--- Begin ---

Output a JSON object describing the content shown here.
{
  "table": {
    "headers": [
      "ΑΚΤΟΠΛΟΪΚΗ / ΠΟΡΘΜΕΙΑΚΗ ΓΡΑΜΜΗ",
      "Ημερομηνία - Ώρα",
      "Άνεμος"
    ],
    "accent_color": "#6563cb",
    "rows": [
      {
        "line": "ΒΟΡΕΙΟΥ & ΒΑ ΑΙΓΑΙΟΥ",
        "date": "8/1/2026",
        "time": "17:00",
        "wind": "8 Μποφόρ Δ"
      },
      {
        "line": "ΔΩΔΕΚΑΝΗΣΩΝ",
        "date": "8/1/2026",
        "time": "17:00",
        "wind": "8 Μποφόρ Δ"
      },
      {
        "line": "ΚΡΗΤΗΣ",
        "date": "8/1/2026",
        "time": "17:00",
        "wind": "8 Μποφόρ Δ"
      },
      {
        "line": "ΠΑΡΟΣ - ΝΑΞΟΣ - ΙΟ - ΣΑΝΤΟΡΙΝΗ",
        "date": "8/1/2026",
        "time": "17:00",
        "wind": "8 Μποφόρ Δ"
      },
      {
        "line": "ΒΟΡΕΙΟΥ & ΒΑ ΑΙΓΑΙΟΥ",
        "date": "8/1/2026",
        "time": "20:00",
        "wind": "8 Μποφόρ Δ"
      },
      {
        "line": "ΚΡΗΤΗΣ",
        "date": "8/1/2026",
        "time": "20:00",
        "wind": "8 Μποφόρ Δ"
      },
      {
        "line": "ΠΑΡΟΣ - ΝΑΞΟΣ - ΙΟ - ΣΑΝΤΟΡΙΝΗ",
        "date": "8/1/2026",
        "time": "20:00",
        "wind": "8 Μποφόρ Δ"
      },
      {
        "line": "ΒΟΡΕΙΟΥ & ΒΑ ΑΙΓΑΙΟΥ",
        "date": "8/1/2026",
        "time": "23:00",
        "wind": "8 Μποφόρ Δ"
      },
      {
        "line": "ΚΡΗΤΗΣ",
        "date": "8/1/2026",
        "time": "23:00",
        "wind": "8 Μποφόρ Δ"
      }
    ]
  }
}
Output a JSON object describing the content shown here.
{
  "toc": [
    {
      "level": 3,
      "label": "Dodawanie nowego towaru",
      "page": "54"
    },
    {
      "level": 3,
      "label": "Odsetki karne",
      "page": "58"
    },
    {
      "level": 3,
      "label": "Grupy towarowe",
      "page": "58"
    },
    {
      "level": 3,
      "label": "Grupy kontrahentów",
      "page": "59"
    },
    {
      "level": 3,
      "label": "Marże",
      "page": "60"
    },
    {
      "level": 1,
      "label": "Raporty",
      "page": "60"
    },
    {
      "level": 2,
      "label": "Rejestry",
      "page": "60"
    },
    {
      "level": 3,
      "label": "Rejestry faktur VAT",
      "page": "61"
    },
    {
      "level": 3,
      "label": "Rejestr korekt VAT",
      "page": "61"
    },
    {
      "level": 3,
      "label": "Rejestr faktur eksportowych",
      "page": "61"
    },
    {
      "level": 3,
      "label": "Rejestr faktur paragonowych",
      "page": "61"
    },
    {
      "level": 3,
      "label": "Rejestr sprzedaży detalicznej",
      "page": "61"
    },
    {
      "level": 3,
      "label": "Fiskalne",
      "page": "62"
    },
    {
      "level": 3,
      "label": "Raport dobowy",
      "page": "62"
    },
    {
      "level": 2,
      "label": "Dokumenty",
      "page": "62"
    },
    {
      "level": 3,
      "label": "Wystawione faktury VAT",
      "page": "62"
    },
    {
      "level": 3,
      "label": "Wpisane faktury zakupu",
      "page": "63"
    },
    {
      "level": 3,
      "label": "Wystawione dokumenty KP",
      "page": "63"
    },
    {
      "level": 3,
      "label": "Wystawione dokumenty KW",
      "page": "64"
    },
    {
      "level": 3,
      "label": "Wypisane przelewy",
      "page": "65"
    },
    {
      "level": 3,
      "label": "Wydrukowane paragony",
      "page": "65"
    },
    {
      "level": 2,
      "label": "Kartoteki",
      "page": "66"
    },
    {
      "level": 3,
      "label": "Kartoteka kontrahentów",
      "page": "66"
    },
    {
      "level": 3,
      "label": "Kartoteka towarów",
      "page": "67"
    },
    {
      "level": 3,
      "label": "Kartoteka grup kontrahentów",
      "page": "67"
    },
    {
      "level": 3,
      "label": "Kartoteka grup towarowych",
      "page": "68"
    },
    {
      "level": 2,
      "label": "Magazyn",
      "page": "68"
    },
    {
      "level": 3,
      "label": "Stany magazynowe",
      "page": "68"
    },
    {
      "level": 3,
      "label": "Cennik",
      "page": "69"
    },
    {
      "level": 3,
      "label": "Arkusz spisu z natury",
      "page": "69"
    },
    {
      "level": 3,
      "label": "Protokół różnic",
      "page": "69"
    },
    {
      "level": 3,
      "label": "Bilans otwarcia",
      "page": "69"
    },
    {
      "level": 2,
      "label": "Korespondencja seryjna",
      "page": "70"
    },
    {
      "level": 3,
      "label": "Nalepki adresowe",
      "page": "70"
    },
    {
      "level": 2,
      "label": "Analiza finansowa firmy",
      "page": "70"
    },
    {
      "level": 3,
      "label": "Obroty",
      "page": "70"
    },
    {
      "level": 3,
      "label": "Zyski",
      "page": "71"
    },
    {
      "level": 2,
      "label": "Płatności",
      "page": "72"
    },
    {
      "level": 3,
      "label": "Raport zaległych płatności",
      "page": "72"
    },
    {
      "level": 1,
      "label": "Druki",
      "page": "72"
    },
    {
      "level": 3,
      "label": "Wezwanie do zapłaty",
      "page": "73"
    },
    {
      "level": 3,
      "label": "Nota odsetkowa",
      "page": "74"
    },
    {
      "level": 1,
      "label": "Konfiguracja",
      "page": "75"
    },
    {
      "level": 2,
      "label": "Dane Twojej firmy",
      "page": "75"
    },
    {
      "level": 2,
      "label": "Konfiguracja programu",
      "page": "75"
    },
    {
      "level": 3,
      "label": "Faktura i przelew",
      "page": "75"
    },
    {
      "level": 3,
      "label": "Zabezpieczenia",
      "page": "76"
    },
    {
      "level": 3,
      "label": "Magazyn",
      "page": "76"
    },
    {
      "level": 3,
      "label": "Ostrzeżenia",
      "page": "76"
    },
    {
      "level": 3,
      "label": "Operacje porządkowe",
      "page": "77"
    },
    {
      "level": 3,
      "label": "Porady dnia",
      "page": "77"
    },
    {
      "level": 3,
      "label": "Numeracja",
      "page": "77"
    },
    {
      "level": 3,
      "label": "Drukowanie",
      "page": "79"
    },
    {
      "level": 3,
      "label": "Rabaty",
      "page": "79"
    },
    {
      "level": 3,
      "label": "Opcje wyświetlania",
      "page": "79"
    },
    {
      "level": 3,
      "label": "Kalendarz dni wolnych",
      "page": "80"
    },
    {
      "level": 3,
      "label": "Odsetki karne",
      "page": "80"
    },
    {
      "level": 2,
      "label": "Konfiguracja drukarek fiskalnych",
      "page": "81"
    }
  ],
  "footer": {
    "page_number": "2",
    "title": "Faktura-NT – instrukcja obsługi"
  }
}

--- End ---

Which lines of the data above contain "Faktura"? Copy each one.

      "label": "Faktura i przelew",
    "title": "Faktura-NT – instrukcja obsługi"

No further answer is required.